Data supplied:
• • • • • • •

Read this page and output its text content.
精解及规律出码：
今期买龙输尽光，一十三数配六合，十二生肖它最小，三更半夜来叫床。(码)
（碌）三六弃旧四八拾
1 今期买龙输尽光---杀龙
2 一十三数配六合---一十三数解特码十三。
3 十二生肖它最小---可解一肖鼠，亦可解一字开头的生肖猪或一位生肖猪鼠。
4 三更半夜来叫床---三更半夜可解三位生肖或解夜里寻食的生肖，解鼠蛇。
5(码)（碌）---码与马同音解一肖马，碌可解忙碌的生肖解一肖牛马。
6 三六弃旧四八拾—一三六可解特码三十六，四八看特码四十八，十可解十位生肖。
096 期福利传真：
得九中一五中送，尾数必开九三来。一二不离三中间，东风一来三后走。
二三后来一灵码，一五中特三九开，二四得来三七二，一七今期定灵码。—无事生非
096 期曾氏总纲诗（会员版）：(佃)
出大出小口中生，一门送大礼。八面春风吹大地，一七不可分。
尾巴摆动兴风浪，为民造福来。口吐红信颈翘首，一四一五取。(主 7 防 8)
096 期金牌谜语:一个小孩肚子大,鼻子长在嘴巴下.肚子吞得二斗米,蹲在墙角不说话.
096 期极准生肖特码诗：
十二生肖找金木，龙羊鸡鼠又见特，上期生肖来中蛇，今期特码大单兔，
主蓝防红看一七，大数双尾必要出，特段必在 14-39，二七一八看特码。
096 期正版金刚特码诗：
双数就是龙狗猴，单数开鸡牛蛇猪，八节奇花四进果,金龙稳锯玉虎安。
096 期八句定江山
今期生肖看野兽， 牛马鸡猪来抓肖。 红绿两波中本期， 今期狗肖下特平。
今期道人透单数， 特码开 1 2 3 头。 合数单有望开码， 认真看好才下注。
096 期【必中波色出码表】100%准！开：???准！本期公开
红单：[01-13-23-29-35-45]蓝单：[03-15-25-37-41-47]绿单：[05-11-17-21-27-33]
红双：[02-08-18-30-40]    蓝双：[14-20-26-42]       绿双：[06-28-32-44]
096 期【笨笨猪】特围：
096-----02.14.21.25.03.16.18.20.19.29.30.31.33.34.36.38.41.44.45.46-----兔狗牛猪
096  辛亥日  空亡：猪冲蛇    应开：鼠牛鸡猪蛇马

• • • • • • •

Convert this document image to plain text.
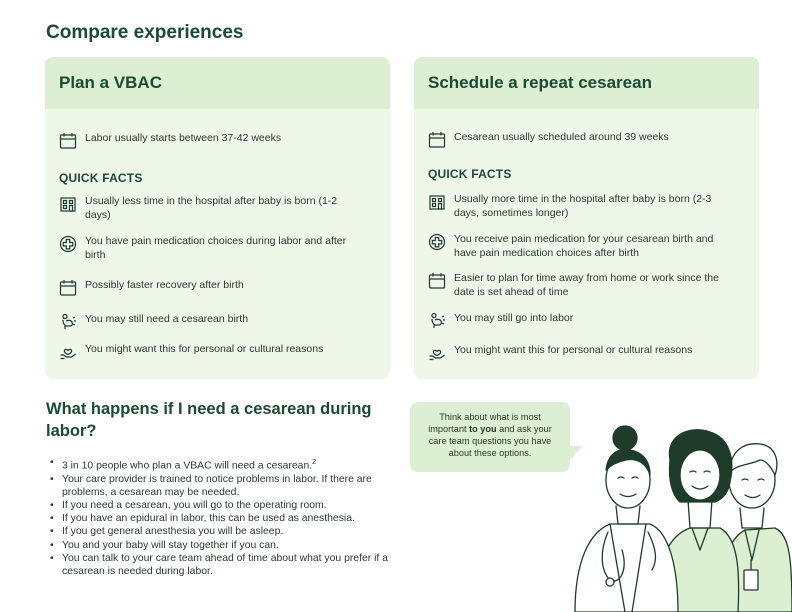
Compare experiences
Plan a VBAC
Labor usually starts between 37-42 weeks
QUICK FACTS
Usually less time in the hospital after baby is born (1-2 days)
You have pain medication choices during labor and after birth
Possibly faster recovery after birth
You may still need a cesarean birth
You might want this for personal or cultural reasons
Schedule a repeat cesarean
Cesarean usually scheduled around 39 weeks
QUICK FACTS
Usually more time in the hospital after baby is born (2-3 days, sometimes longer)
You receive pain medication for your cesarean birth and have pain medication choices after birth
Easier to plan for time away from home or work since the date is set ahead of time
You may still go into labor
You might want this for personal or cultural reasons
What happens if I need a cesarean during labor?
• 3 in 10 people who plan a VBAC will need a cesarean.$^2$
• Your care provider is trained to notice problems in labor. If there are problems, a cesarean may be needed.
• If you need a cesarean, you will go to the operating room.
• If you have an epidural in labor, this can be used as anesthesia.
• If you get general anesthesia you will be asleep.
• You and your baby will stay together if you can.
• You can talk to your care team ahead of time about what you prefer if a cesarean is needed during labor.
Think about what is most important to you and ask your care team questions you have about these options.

• • • • • • •

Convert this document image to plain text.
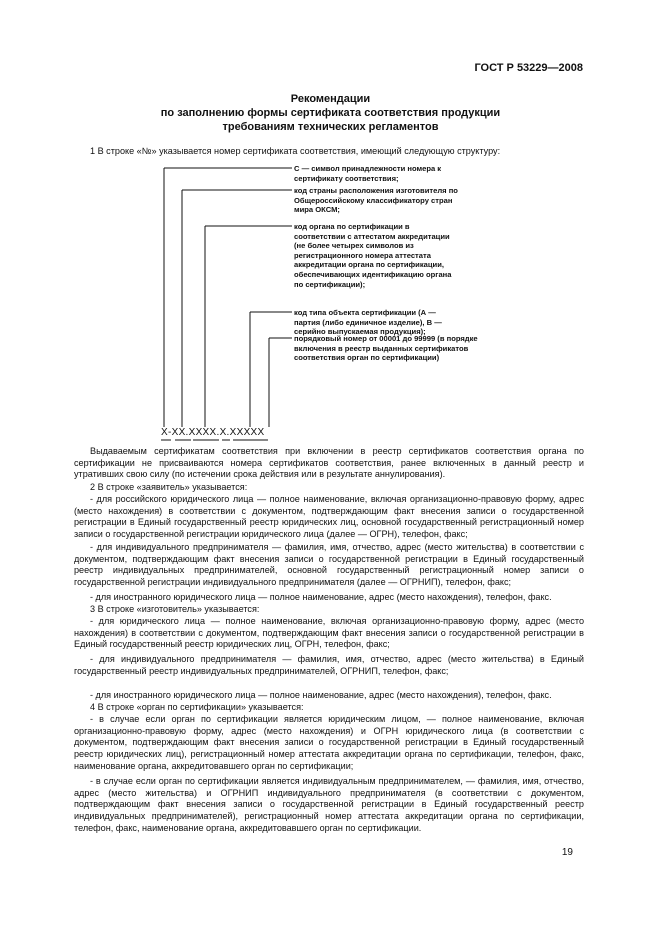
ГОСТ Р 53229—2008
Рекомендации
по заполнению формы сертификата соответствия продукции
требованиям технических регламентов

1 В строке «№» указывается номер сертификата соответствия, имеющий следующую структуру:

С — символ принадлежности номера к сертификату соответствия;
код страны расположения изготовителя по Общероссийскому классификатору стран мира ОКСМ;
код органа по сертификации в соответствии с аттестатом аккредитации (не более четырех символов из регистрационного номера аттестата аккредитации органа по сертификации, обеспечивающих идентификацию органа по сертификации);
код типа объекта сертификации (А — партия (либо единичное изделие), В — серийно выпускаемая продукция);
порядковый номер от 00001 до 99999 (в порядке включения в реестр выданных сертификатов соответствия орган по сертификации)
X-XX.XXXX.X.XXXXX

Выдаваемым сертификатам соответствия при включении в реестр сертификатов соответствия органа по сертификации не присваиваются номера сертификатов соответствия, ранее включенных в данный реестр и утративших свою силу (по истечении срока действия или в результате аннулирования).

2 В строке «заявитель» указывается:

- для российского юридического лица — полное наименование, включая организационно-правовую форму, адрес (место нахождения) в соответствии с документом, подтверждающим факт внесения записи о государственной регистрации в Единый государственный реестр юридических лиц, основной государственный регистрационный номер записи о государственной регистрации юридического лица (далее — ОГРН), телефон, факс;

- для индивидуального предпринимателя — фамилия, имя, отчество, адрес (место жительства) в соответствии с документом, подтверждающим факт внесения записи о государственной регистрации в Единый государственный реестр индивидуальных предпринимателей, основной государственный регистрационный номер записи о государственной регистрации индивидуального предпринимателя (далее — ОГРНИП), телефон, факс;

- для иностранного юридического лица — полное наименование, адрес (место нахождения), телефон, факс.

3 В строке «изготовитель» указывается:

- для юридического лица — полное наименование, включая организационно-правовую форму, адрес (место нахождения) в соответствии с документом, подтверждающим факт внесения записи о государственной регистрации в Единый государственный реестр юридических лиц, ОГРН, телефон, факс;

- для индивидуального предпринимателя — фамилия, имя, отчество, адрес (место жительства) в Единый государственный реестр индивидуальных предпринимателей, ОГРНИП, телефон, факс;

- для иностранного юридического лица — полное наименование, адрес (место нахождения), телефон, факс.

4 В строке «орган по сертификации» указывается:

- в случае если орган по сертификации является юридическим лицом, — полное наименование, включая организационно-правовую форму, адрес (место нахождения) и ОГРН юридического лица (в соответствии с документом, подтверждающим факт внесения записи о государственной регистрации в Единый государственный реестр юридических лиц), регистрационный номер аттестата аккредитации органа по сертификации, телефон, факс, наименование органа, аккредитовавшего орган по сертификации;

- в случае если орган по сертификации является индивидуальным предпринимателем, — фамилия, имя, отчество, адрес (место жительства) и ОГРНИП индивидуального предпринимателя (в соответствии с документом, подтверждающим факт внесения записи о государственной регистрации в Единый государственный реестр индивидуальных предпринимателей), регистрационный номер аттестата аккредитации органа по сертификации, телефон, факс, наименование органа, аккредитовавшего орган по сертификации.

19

• • • • • • •

Problem details: Look through the material above. Copy each line where the word "after" appears.

Result of this task:
Usually less time in the hospital after baby is born (1-2 days)
You have pain medication choices during labor and after birth
Possibly faster recovery after birth
Usually more time in the hospital after baby is born (2-3 days, sometimes longer)
You receive pain medication for your cesarean birth and have pain medication choices after birth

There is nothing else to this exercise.